═════ Supplied data

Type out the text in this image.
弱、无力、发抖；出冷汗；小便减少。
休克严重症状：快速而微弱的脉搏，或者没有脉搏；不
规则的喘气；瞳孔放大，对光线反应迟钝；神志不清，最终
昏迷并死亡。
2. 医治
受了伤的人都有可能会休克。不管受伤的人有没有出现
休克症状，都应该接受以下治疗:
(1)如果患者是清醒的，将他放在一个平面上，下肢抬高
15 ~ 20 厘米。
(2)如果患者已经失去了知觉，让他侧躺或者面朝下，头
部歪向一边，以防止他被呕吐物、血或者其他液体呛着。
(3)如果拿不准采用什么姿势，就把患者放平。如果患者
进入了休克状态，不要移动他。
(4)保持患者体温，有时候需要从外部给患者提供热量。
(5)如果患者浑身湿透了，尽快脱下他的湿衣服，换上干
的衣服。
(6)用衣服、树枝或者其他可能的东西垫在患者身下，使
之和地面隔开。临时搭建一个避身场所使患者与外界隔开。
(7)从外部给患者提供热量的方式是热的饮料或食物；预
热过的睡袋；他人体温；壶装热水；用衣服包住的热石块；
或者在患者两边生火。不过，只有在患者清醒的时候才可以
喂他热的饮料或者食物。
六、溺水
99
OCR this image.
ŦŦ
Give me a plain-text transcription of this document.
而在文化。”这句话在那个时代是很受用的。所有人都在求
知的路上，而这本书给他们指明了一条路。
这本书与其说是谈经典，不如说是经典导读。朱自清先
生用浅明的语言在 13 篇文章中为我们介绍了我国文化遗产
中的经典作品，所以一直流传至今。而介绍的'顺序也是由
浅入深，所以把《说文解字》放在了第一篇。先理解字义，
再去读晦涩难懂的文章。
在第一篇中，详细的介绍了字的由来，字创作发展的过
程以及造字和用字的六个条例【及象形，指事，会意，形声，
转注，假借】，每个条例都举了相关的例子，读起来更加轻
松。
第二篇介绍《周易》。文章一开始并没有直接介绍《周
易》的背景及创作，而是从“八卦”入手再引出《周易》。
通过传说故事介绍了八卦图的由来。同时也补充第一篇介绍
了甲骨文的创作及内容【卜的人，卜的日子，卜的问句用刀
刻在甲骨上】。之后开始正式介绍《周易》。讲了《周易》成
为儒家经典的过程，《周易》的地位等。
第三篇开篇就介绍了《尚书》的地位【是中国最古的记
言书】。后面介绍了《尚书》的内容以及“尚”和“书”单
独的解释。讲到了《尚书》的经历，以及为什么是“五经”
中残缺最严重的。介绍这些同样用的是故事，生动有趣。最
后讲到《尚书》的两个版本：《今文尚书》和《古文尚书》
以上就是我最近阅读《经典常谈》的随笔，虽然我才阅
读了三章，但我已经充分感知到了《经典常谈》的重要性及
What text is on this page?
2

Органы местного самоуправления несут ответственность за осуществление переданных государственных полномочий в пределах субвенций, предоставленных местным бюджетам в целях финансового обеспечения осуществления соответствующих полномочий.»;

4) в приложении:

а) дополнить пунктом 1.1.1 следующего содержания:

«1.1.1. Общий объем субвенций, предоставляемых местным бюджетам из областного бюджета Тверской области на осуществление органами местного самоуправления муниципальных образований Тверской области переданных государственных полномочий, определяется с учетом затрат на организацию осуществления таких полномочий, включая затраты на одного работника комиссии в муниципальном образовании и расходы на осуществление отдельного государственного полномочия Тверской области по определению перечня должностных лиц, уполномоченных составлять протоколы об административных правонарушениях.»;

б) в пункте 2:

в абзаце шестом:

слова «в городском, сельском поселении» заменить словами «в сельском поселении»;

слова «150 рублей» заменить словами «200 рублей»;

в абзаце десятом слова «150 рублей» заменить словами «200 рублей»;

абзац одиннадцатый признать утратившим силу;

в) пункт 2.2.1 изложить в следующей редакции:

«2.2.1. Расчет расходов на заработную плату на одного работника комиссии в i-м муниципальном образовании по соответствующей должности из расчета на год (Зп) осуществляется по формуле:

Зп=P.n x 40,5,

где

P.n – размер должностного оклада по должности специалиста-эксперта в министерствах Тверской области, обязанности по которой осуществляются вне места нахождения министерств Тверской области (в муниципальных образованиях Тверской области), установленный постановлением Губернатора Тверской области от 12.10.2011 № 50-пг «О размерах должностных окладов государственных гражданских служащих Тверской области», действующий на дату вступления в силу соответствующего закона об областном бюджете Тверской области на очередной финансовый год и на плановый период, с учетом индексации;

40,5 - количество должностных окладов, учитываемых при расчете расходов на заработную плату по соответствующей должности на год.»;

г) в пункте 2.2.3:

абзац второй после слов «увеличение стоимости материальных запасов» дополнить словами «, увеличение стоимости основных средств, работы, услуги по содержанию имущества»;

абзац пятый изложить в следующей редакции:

══════════

▶ _Exercise prompt_: Repeat the data exactly. Leave nothing out.

▶ _The reply_:
Type out the text in this image.
弱、无力、发抖；出冷汗；小便减少。
休克严重症状：快速而微弱的脉搏，或者没有脉搏；不
规则的喘气；瞳孔放大，对光线反应迟钝；神志不清，最终
昏迷并死亡。
2. 医治
受了伤的人都有可能会休克。不管受伤的人有没有出现
休克症状，都应该接受以下治疗:
(1)如果患者是清醒的，将他放在一个平面上，下肢抬高
15 ~ 20 厘米。
(2)如果患者已经失去了知觉，让他侧躺或者面朝下，头
部歪向一边，以防止他被呕吐物、血或者其他液体呛着。
(3)如果拿不准采用什么姿势，就把患者放平。如果患者
进入了休克状态，不要移动他。
(4)保持患者体温，有时候需要从外部给患者提供热量。
(5)如果患者浑身湿透了，尽快脱下他的湿衣服，换上干
的衣服。
(6)用衣服、树枝或者其他可能的东西垫在患者身下，使
之和地面隔开。临时搭建一个避身场所使患者与外界隔开。
(7)从外部给患者提供热量的方式是热的饮料或食物；预
热过的睡袋；他人体温；壶装热水；用衣服包住的热石块；
或者在患者两边生火。不过，只有在患者清醒的时候才可以
喂他热的饮料或者食物。
六、溺水
99
OCR this image.
ŦŦ
Give me a plain-text transcription of this document.
而在文化。”这句话在那个时代是很受用的。所有人都在求
知的路上，而这本书给他们指明了一条路。
这本书与其说是谈经典，不如说是经典导读。朱自清先
生用浅明的语言在 13 篇文章中为我们介绍了我国文化遗产
中的经典作品，所以一直流传至今。而介绍的'顺序也是由
浅入深，所以把《说文解字》放在了第一篇。先理解字义，
再去读晦涩难懂的文章。
在第一篇中，详细的介绍了字的由来，字创作发展的过
程以及造字和用字的六个条例【及象形，指事，会意，形声，
转注，假借】，每个条例都举了相关的例子，读起来更加轻
松。
第二篇介绍《周易》。文章一开始并没有直接介绍《周
易》的背景及创作，而是从“八卦”入手再引出《周易》。
通过传说故事介绍了八卦图的由来。同时也补充第一篇介绍
了甲骨文的创作及内容【卜的人，卜的日子，卜的问句用刀
刻在甲骨上】。之后开始正式介绍《周易》。讲了《周易》成
为儒家经典的过程，《周易》的地位等。
第三篇开篇就介绍了《尚书》的地位【是中国最古的记
言书】。后面介绍了《尚书》的内容以及“尚”和“书”单
独的解释。讲到了《尚书》的经历，以及为什么是“五经”
中残缺最严重的。介绍这些同样用的是故事，生动有趣。最
后讲到《尚书》的两个版本：《今文尚书》和《古文尚书》
以上就是我最近阅读《经典常谈》的随笔，虽然我才阅
读了三章，但我已经充分感知到了《经典常谈》的重要性及
What text is on this page?
2

Органы местного самоуправления несут ответственность за осуществление переданных государственных полномочий в пределах субвенций, предоставленных местным бюджетам в целях финансового обеспечения осуществления соответствующих полномочий.»;

4) в приложении:

а) дополнить пунктом 1.1.1 следующего содержания:

«1.1.1. Общий объем субвенций, предоставляемых местным бюджетам из областного бюджета Тверской области на осуществление органами местного самоуправления муниципальных образований Тверской области переданных государственных полномочий, определяется с учетом затрат на организацию осуществления таких полномочий, включая затраты на одного работника комиссии в муниципальном образовании и расходы на осуществление отдельного государственного полномочия Тверской области по определению перечня должностных лиц, уполномоченных составлять протоколы об административных правонарушениях.»;

б) в пункте 2:

в абзаце шестом:

слова «в городском, сельском поселении» заменить словами «в сельском поселении»;

слова «150 рублей» заменить словами «200 рублей»;

в абзаце десятом слова «150 рублей» заменить словами «200 рублей»;

абзац одиннадцатый признать утратившим силу;

в) пункт 2.2.1 изложить в следующей редакции:

«2.2.1. Расчет расходов на заработную плату на одного работника комиссии в i-м муниципальном образовании по соответствующей должности из расчета на год (Зп) осуществляется по формуле:

Зп=P.n x 40,5,

где

P.n – размер должностного оклада по должности специалиста-эксперта в министерствах Тверской области, обязанности по которой осуществляются вне места нахождения министерств Тверской области (в муниципальных образованиях Тверской области), установленный постановлением Губернатора Тверской области от 12.10.2011 № 50-пг «О размерах должностных окладов государственных гражданских служащих Тверской области», действующий на дату вступления в силу соответствующего закона об областном бюджете Тверской области на очередной финансовый год и на плановый период, с учетом индексации;

40,5 - количество должностных окладов, учитываемых при расчете расходов на заработную плату по соответствующей должности на год.»;

г) в пункте 2.2.3:

абзац второй после слов «увеличение стоимости материальных запасов» дополнить словами «, увеличение стоимости основных средств, работы, услуги по содержанию имущества»;

абзац пятый изложить в следующей редакции:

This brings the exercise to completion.